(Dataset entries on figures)
______
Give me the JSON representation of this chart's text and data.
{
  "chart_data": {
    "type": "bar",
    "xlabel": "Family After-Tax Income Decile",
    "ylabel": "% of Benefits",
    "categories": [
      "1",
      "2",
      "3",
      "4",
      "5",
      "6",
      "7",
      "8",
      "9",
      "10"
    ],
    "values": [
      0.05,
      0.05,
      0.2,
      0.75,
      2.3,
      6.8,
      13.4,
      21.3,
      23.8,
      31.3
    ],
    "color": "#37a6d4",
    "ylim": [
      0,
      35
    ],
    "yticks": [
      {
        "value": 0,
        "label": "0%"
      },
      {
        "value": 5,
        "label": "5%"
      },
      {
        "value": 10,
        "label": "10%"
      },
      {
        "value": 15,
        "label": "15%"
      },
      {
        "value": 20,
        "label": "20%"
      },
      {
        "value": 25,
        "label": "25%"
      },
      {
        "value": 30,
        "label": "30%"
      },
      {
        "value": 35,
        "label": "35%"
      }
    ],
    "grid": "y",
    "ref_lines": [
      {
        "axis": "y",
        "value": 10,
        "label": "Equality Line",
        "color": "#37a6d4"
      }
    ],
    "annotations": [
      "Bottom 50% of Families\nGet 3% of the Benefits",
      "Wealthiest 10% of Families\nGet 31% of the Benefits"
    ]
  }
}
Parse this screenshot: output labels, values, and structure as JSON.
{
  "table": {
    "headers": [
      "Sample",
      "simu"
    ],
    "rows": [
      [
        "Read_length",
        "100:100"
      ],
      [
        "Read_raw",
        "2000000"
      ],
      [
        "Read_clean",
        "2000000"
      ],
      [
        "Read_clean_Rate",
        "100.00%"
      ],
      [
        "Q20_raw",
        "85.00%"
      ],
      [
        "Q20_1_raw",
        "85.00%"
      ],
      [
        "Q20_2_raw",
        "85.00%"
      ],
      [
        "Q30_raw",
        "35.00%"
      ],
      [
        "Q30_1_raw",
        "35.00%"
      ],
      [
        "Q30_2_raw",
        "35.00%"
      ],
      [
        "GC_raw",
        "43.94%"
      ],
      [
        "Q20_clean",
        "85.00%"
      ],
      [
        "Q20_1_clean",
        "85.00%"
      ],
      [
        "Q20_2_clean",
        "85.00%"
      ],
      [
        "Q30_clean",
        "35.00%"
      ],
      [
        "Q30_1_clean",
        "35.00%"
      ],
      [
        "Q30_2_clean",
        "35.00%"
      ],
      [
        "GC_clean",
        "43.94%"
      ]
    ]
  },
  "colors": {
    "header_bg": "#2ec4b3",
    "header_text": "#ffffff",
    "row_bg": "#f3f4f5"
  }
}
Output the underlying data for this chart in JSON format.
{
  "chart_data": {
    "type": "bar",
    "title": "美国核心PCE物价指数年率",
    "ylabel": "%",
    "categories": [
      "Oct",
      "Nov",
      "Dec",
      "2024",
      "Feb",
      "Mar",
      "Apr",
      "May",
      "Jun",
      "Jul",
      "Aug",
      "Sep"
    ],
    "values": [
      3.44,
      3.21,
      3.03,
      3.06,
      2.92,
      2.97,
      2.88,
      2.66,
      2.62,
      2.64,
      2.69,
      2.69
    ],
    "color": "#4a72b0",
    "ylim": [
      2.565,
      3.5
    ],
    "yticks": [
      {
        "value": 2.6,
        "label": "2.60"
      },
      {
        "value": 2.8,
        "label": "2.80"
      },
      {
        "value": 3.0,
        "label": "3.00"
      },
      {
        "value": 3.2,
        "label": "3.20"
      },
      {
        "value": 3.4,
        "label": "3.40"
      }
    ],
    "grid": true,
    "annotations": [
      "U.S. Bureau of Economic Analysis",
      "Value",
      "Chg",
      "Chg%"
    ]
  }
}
______
> _TO BE DONE_
The records above must be output exactly, in full.

> _RESULT OF THE EXERCISE_
Give me the JSON representation of this chart's text and data.
{
  "chart_data": {
    "type": "bar",
    "xlabel": "Family After-Tax Income Decile",
    "ylabel": "% of Benefits",
    "categories": [
      "1",
      "2",
      "3",
      "4",
      "5",
      "6",
      "7",
      "8",
      "9",
      "10"
    ],
    "values": [
      0.05,
      0.05,
      0.2,
      0.75,
      2.3,
      6.8,
      13.4,
      21.3,
      23.8,
      31.3
    ],
    "color": "#37a6d4",
    "ylim": [
      0,
      35
    ],
    "yticks": [
      {
        "value": 0,
        "label": "0%"
      },
      {
        "value": 5,
        "label": "5%"
      },
      {
        "value": 10,
        "label": "10%"
      },
      {
        "value": 15,
        "label": "15%"
      },
      {
        "value": 20,
        "label": "20%"
      },
      {
        "value": 25,
        "label": "25%"
      },
      {
        "value": 30,
        "label": "30%"
      },
      {
        "value": 35,
        "label": "35%"
      }
    ],
    "grid": "y",
    "ref_lines": [
      {
        "axis": "y",
        "value": 10,
        "label": "Equality Line",
        "color": "#37a6d4"
      }
    ],
    "annotations": [
      "Bottom 50% of Families\nGet 3% of the Benefits",
      "Wealthiest 10% of Families\nGet 31% of the Benefits"
    ]
  }
}
Parse this screenshot: output labels, values, and structure as JSON.
{
  "table": {
    "headers": [
      "Sample",
      "simu"
    ],
    "rows": [
      [
        "Read_length",
        "100:100"
      ],
      [
        "Read_raw",
        "2000000"
      ],
      [
        "Read_clean",
        "2000000"
      ],
      [
        "Read_clean_Rate",
        "100.00%"
      ],
      [
        "Q20_raw",
        "85.00%"
      ],
      [
        "Q20_1_raw",
        "85.00%"
      ],
      [
        "Q20_2_raw",
        "85.00%"
      ],
      [
        "Q30_raw",
        "35.00%"
      ],
      [
        "Q30_1_raw",
        "35.00%"
      ],
      [
        "Q30_2_raw",
        "35.00%"
      ],
      [
        "GC_raw",
        "43.94%"
      ],
      [
        "Q20_clean",
        "85.00%"
      ],
      [
        "Q20_1_clean",
        "85.00%"
      ],
      [
        "Q20_2_clean",
        "85.00%"
      ],
      [
        "Q30_clean",
        "35.00%"
      ],
      [
        "Q30_1_clean",
        "35.00%"
      ],
      [
        "Q30_2_clean",
        "35.00%"
      ],
      [
        "GC_clean",
        "43.94%"
      ]
    ]
  },
  "colors": {
    "header_bg": "#2ec4b3",
    "header_text": "#ffffff",
    "row_bg": "#f3f4f5"
  }
}
Output the underlying data for this chart in JSON format.
{
  "chart_data": {
    "type": "bar",
    "title": "美国核心PCE物价指数年率",
    "ylabel": "%",
    "categories": [
      "Oct",
      "Nov",
      "Dec",
      "2024",
      "Feb",
      "Mar",
      "Apr",
      "May",
      "Jun",
      "Jul",
      "Aug",
      "Sep"
    ],
    "values": [
      3.44,
      3.21,
      3.03,
      3.06,
      2.92,
      2.97,
      2.88,
      2.66,
      2.62,
      2.64,
      2.69,
      2.69
    ],
    "color": "#4a72b0",
    "ylim": [
      2.565,
      3.5
    ],
    "yticks": [
      {
        "value": 2.6,
        "label": "2.60"
      },
      {
        "value": 2.8,
        "label": "2.80"
      },
      {
        "value": 3.0,
        "label": "3.00"
      },
      {
        "value": 3.2,
        "label": "3.20"
      },
      {
        "value": 3.4,
        "label": "3.40"
      }
    ],
    "grid": true,
    "annotations": [
      "U.S. Bureau of Economic Analysis",
      "Value",
      "Chg",
      "Chg%"
    ]
  }
}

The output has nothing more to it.